Directions for this task »
Each line containing the word "Temp" should be found and copied.

— START Information provided —

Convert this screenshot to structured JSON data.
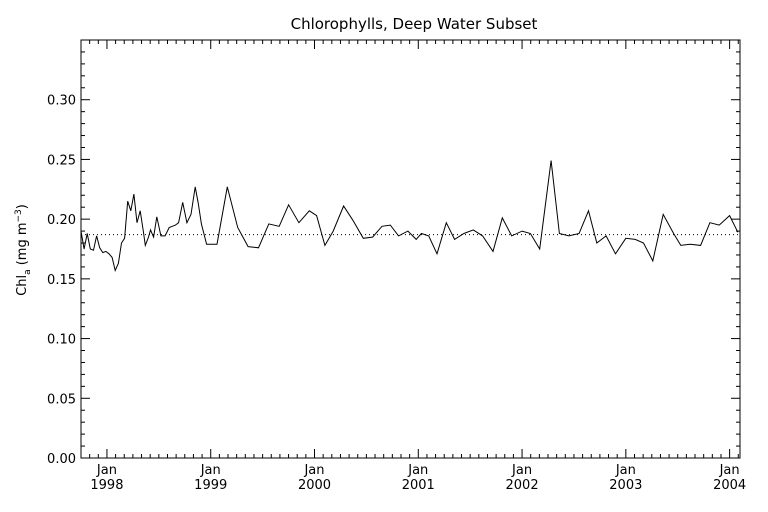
{
  "chart_data": {
    "type": "line",
    "title": "Chlorophylls, Deep Water Subset",
    "ylabel": {
      "main": "Chl",
      "subscript": "a",
      "units_open": " (mg m",
      "units_sup": "−3",
      "units_close": ")"
    },
    "xlabel": "",
    "ylim": [
      0.0,
      0.35
    ],
    "xlim": [
      1997.75,
      2004.1
    ],
    "grid": false,
    "legend": "none",
    "line_color": "#000000",
    "y_ticks": [
      {
        "value": 0.0,
        "label": "0.00"
      },
      {
        "value": 0.05,
        "label": "0.05"
      },
      {
        "value": 0.1,
        "label": "0.10"
      },
      {
        "value": 0.15,
        "label": "0.15"
      },
      {
        "value": 0.2,
        "label": "0.20"
      },
      {
        "value": 0.25,
        "label": "0.25"
      },
      {
        "value": 0.3,
        "label": "0.30"
      }
    ],
    "x_ticks": [
      {
        "value": 1998.0,
        "month": "Jan",
        "year": "1998"
      },
      {
        "value": 1999.0,
        "month": "Jan",
        "year": "1999"
      },
      {
        "value": 2000.0,
        "month": "Jan",
        "year": "2000"
      },
      {
        "value": 2001.0,
        "month": "Jan",
        "year": "2001"
      },
      {
        "value": 2002.0,
        "month": "Jan",
        "year": "2002"
      },
      {
        "value": 2003.0,
        "month": "Jan",
        "year": "2003"
      },
      {
        "value": 2004.0,
        "month": "Jan",
        "year": "2004"
      }
    ],
    "mean_line": {
      "value": 0.187,
      "style": "dotted"
    },
    "series": [
      {
        "x": [
          1997.75,
          1997.78,
          1997.81,
          1997.84,
          1997.87,
          1997.9,
          1997.93,
          1997.96,
          1997.99,
          1998.02,
          1998.05,
          1998.08,
          1998.11,
          1998.14,
          1998.17,
          1998.2,
          1998.23,
          1998.26,
          1998.29,
          1998.32,
          1998.35,
          1998.37,
          1998.4,
          1998.42,
          1998.45,
          1998.48,
          1998.52,
          1998.56,
          1998.6,
          1998.63,
          1998.66,
          1998.69,
          1998.73,
          1998.77,
          1998.81,
          1998.85,
          1998.88,
          1998.91,
          1998.96,
          1999.06,
          1999.16,
          1999.26,
          1999.36,
          1999.46,
          1999.56,
          1999.66,
          1999.75,
          1999.85,
          1999.95,
          2000.02,
          2000.1,
          2000.18,
          2000.28,
          2000.37,
          2000.47,
          2000.56,
          2000.65,
          2000.73,
          2000.81,
          2000.9,
          2000.98,
          2001.03,
          2001.1,
          2001.18,
          2001.27,
          2001.35,
          2001.44,
          2001.53,
          2001.62,
          2001.72,
          2001.81,
          2001.9,
          2002.0,
          2002.08,
          2002.17,
          2002.28,
          2002.36,
          2002.45,
          2002.55,
          2002.64,
          2002.72,
          2002.81,
          2002.9,
          2003.0,
          2003.09,
          2003.17,
          2003.26,
          2003.36,
          2003.46,
          2003.53,
          2003.62,
          2003.72,
          2003.81,
          2003.9,
          2004.0,
          2004.08
        ],
        "values": [
          0.19,
          0.175,
          0.188,
          0.175,
          0.174,
          0.186,
          0.176,
          0.172,
          0.173,
          0.171,
          0.168,
          0.157,
          0.163,
          0.18,
          0.184,
          0.215,
          0.207,
          0.221,
          0.197,
          0.207,
          0.19,
          0.178,
          0.185,
          0.191,
          0.185,
          0.202,
          0.186,
          0.186,
          0.193,
          0.194,
          0.195,
          0.197,
          0.214,
          0.197,
          0.204,
          0.227,
          0.213,
          0.196,
          0.179,
          0.179,
          0.227,
          0.193,
          0.177,
          0.176,
          0.196,
          0.194,
          0.212,
          0.197,
          0.207,
          0.203,
          0.178,
          0.19,
          0.211,
          0.199,
          0.184,
          0.185,
          0.194,
          0.195,
          0.186,
          0.19,
          0.183,
          0.188,
          0.186,
          0.171,
          0.197,
          0.183,
          0.188,
          0.191,
          0.186,
          0.173,
          0.201,
          0.186,
          0.19,
          0.188,
          0.175,
          0.249,
          0.188,
          0.186,
          0.188,
          0.207,
          0.18,
          0.186,
          0.171,
          0.184,
          0.183,
          0.18,
          0.165,
          0.204,
          0.188,
          0.178,
          0.179,
          0.178,
          0.197,
          0.195,
          0.203,
          0.189
        ]
      }
    ]
  }
}
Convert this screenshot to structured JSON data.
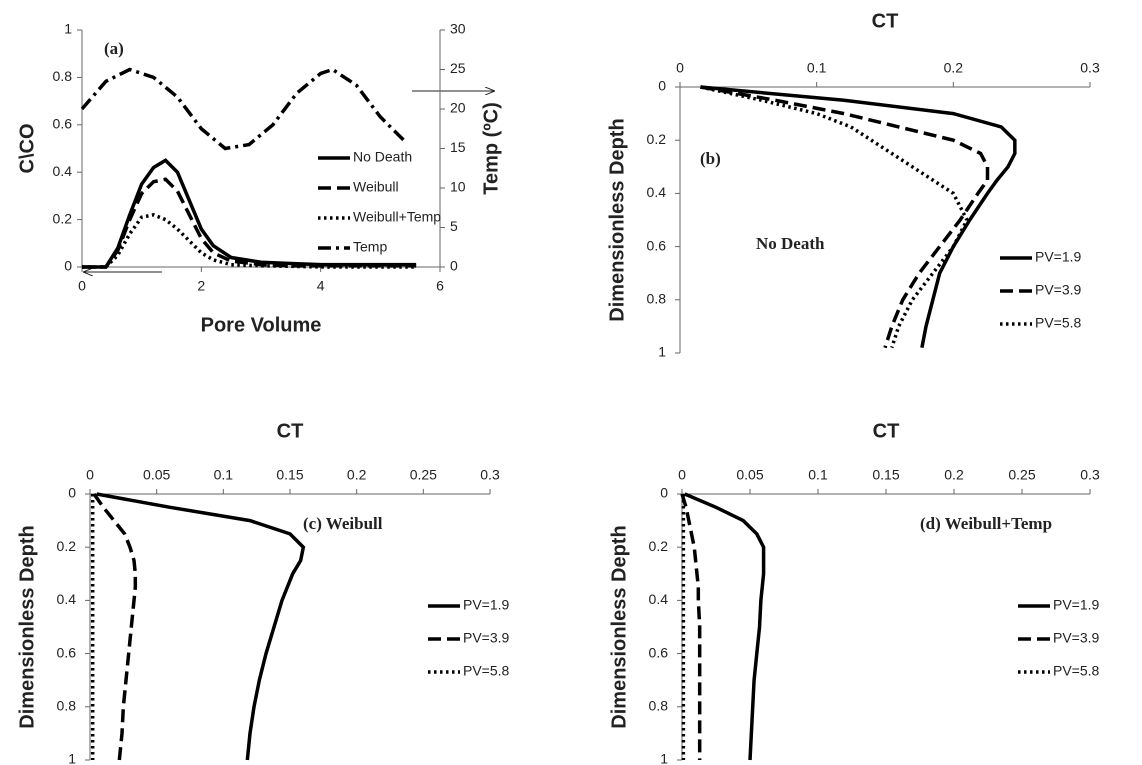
{
  "chart_data": [
    {
      "type": "line",
      "x_label": "Pore Volume",
      "y_label": "C\\CO",
      "y2_label": "Temp (ºC)",
      "annotations": [
        "(a)"
      ],
      "xlim": [
        0,
        6
      ],
      "xticks": [
        0,
        2,
        4,
        6
      ],
      "ylim": [
        0,
        1
      ],
      "yticks": [
        0,
        0.2,
        0.4,
        0.6,
        0.8,
        1
      ],
      "y2lim": [
        0,
        30
      ],
      "y2ticks": [
        0,
        5,
        10,
        15,
        20,
        25,
        30
      ],
      "series": [
        {
          "name": "No Death",
          "color": "#000000",
          "style": "solid",
          "x": [
            0,
            0.4,
            0.6,
            0.8,
            1,
            1.2,
            1.4,
            1.6,
            1.8,
            2,
            2.2,
            2.5,
            3,
            3.5,
            4,
            4.5,
            5,
            5.6
          ],
          "values": [
            0,
            0,
            0.08,
            0.22,
            0.35,
            0.42,
            0.45,
            0.4,
            0.28,
            0.16,
            0.09,
            0.04,
            0.02,
            0.015,
            0.01,
            0.01,
            0.01,
            0.01
          ]
        },
        {
          "name": "Weibull",
          "color": "#000000",
          "style": "dashed",
          "x": [
            0,
            0.4,
            0.6,
            0.8,
            1,
            1.2,
            1.4,
            1.6,
            1.8,
            2,
            2.2,
            2.5,
            3,
            3.5,
            4,
            4.5,
            5,
            5.6
          ],
          "values": [
            0,
            0,
            0.07,
            0.2,
            0.31,
            0.36,
            0.37,
            0.32,
            0.22,
            0.12,
            0.06,
            0.025,
            0.01,
            0.005,
            0.005,
            0.005,
            0.005,
            0.005
          ]
        },
        {
          "name": "Weibull+Temp",
          "color": "#000000",
          "style": "dotted",
          "x": [
            0,
            0.4,
            0.6,
            0.8,
            1,
            1.2,
            1.4,
            1.6,
            1.8,
            2,
            2.2,
            2.5,
            3,
            3.5,
            4,
            4.5,
            5,
            5.6
          ],
          "values": [
            0,
            0,
            0.05,
            0.14,
            0.21,
            0.22,
            0.2,
            0.16,
            0.11,
            0.06,
            0.03,
            0.01,
            0.005,
            0.003,
            0,
            0,
            0,
            0
          ]
        },
        {
          "name": "Temp",
          "color": "#000000",
          "style": "dashdot",
          "axis": "y2",
          "x": [
            0,
            0.4,
            0.8,
            1.2,
            1.6,
            2,
            2.4,
            2.8,
            3.2,
            3.6,
            4,
            4.2,
            4.6,
            5,
            5.4
          ],
          "values": [
            20,
            23.5,
            25,
            24,
            21.5,
            17.5,
            15,
            15.5,
            18,
            22,
            24.5,
            25,
            23,
            19,
            16
          ]
        }
      ]
    },
    {
      "type": "depth-profile",
      "x_label": "CT",
      "y_label": "Dimensionless Depth",
      "annotations": [
        "(b)",
        "No Death"
      ],
      "xaxis_position": "top",
      "xlim": [
        0,
        0.3
      ],
      "xticks": [
        0,
        0.1,
        0.2,
        0.3
      ],
      "ylim": [
        1,
        0
      ],
      "yticks": [
        0,
        0.2,
        0.4,
        0.6,
        0.8,
        1
      ],
      "depths": [
        0,
        0.05,
        0.1,
        0.15,
        0.2,
        0.25,
        0.3,
        0.35,
        0.4,
        0.5,
        0.6,
        0.7,
        0.8,
        0.9,
        0.98
      ],
      "series": [
        {
          "name": "PV=1.9",
          "color": "#000000",
          "style": "solid",
          "values": [
            0.015,
            0.12,
            0.2,
            0.235,
            0.245,
            0.245,
            0.24,
            0.232,
            0.225,
            0.212,
            0.2,
            0.19,
            0.185,
            0.18,
            0.177
          ]
        },
        {
          "name": "PV=3.9",
          "color": "#000000",
          "style": "dashed",
          "values": [
            0.015,
            0.07,
            0.12,
            0.16,
            0.2,
            0.22,
            0.225,
            0.225,
            0.218,
            0.205,
            0.19,
            0.175,
            0.163,
            0.155,
            0.15
          ]
        },
        {
          "name": "PV=5.8",
          "color": "#000000",
          "style": "dotted",
          "values": [
            0.015,
            0.06,
            0.1,
            0.125,
            0.14,
            0.155,
            0.17,
            0.185,
            0.2,
            0.21,
            0.2,
            0.185,
            0.17,
            0.16,
            0.155
          ]
        }
      ]
    },
    {
      "type": "depth-profile",
      "x_label": "CT",
      "y_label": "Dimensionless Depth",
      "annotations": [
        "(c) Weibull"
      ],
      "xaxis_position": "top",
      "xlim": [
        0,
        0.3
      ],
      "xticks": [
        0,
        0.05,
        0.1,
        0.15,
        0.2,
        0.25,
        0.3
      ],
      "ylim": [
        1,
        0
      ],
      "yticks": [
        0,
        0.2,
        0.4,
        0.6,
        0.8,
        1
      ],
      "depths": [
        0,
        0.05,
        0.1,
        0.15,
        0.2,
        0.25,
        0.3,
        0.35,
        0.4,
        0.5,
        0.6,
        0.7,
        0.8,
        0.9,
        1
      ],
      "series": [
        {
          "name": "PV=1.9",
          "color": "#000000",
          "style": "solid",
          "values": [
            0.005,
            0.06,
            0.12,
            0.15,
            0.16,
            0.158,
            0.152,
            0.148,
            0.144,
            0.138,
            0.132,
            0.127,
            0.123,
            0.12,
            0.118
          ]
        },
        {
          "name": "PV=3.9",
          "color": "#000000",
          "style": "dashed",
          "values": [
            0.003,
            0.01,
            0.018,
            0.026,
            0.03,
            0.033,
            0.034,
            0.034,
            0.033,
            0.031,
            0.029,
            0.027,
            0.025,
            0.024,
            0.022
          ]
        },
        {
          "name": "PV=5.8",
          "color": "#000000",
          "style": "dotted",
          "values": [
            0.002,
            0.002,
            0.002,
            0.002,
            0.002,
            0.002,
            0.002,
            0.002,
            0.002,
            0.002,
            0.002,
            0.002,
            0.002,
            0.002,
            0.002
          ]
        }
      ]
    },
    {
      "type": "depth-profile",
      "x_label": "CT",
      "y_label": "Dimensionless Depth",
      "annotations": [
        "(d) Weibull+Temp"
      ],
      "xaxis_position": "top",
      "xlim": [
        0,
        0.3
      ],
      "xticks": [
        0,
        0.05,
        0.1,
        0.15,
        0.2,
        0.25,
        0.3
      ],
      "ylim": [
        1,
        0
      ],
      "yticks": [
        0,
        0.2,
        0.4,
        0.6,
        0.8,
        1
      ],
      "depths": [
        0,
        0.05,
        0.1,
        0.15,
        0.2,
        0.25,
        0.3,
        0.35,
        0.4,
        0.5,
        0.6,
        0.7,
        0.8,
        0.9,
        1
      ],
      "series": [
        {
          "name": "PV=1.9",
          "color": "#000000",
          "style": "solid",
          "values": [
            0.002,
            0.025,
            0.045,
            0.055,
            0.06,
            0.06,
            0.06,
            0.059,
            0.058,
            0.057,
            0.055,
            0.053,
            0.052,
            0.051,
            0.05
          ]
        },
        {
          "name": "PV=3.9",
          "color": "#000000",
          "style": "dashed",
          "values": [
            0,
            0.003,
            0.005,
            0.007,
            0.009,
            0.01,
            0.011,
            0.012,
            0.012,
            0.013,
            0.013,
            0.013,
            0.013,
            0.013,
            0.013
          ]
        },
        {
          "name": "PV=5.8",
          "color": "#000000",
          "style": "dotted",
          "values": [
            0.001,
            0.001,
            0.001,
            0.001,
            0.001,
            0.001,
            0.001,
            0.001,
            0.001,
            0.001,
            0.001,
            0.001,
            0.001,
            0.001,
            0.001
          ]
        }
      ]
    }
  ]
}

— END Information provided —

Answer for this exercise »
      "y2_label": "Temp (ºC)",
          "name": "Weibull+Temp",
          "name": "Temp",
        "(d) Weibull+Temp"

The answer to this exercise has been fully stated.